[Part of a data file]
>>>
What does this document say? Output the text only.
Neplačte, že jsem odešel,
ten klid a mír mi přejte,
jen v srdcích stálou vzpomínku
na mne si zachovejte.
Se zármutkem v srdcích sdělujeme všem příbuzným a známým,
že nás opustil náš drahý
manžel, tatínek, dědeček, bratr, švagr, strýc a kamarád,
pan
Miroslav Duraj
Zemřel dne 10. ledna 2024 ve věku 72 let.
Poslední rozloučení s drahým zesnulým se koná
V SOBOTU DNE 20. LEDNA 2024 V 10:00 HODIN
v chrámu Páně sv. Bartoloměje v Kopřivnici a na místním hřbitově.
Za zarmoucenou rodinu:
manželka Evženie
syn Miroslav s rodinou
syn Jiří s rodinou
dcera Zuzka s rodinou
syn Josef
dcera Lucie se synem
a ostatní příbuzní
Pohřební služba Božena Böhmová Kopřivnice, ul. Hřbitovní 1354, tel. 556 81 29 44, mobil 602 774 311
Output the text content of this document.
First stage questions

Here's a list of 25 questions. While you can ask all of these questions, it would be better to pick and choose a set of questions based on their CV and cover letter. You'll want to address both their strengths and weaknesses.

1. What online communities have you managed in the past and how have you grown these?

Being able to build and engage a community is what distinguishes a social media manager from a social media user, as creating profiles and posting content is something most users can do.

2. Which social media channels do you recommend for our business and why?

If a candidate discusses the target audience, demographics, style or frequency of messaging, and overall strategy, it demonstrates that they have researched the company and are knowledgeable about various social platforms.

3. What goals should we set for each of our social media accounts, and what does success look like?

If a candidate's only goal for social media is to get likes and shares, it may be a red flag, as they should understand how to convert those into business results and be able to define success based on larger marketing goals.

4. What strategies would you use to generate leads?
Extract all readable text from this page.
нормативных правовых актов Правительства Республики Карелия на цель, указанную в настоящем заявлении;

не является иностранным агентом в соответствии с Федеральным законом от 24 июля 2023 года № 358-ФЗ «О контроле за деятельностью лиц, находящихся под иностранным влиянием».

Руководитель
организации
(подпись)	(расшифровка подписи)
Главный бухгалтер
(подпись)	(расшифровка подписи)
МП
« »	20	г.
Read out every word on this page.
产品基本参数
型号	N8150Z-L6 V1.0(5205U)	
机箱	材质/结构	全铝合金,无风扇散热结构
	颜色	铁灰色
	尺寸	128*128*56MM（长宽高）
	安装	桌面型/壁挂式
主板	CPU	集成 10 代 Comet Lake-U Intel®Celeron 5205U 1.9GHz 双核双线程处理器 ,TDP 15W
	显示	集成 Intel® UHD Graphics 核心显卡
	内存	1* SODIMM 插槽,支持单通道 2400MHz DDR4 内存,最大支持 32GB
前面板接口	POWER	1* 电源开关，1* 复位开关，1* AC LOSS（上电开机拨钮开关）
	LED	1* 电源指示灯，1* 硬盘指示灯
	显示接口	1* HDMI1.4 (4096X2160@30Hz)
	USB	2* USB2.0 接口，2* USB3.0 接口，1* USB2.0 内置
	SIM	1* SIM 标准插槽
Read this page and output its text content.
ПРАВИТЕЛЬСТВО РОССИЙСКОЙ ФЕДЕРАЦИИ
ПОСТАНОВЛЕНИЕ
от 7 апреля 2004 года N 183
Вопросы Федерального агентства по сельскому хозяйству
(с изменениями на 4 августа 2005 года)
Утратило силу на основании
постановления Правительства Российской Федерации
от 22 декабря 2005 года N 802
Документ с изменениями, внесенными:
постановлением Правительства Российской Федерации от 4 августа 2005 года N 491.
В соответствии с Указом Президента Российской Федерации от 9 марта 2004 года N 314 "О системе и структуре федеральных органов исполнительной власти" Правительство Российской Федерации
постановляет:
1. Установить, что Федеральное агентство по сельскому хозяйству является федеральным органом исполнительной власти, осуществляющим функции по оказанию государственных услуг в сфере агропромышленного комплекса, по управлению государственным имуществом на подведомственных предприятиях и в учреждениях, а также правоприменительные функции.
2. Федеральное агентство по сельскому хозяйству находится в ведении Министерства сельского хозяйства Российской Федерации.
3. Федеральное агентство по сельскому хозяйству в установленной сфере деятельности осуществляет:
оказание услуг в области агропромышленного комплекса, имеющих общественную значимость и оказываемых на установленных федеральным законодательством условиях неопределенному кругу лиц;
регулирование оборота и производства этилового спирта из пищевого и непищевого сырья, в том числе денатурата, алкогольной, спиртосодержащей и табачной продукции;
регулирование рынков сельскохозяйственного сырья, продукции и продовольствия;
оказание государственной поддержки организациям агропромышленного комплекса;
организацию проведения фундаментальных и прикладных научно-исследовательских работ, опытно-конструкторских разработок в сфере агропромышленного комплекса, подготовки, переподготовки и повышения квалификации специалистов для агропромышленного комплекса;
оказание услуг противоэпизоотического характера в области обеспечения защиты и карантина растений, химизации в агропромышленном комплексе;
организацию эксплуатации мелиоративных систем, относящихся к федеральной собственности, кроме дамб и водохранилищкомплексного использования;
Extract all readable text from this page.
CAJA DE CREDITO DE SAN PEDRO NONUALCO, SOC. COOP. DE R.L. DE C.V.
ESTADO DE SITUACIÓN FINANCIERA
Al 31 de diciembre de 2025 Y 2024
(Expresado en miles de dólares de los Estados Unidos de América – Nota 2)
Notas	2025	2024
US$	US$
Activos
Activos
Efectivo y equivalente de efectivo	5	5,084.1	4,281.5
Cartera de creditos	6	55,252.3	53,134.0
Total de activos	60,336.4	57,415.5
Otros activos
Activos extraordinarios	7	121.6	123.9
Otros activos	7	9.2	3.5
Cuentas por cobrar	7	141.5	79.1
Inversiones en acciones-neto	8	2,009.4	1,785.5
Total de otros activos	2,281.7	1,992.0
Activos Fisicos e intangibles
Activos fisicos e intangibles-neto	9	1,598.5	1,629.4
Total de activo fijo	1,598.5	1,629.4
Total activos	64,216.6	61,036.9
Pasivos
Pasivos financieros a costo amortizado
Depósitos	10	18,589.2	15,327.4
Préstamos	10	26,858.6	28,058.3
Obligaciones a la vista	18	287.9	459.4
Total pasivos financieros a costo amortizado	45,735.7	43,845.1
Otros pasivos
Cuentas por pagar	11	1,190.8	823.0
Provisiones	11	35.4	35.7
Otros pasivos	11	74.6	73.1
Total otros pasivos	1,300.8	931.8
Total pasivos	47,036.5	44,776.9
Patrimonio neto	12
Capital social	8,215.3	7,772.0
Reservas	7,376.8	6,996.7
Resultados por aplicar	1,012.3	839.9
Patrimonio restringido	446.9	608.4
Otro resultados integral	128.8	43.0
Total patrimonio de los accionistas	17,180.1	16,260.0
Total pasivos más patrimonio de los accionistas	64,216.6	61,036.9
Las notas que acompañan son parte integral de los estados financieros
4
<<<
**What to produce:** Determine the number of lines in the data that contain "integral" as a word or string, and state only that number.

**Task answer:** 2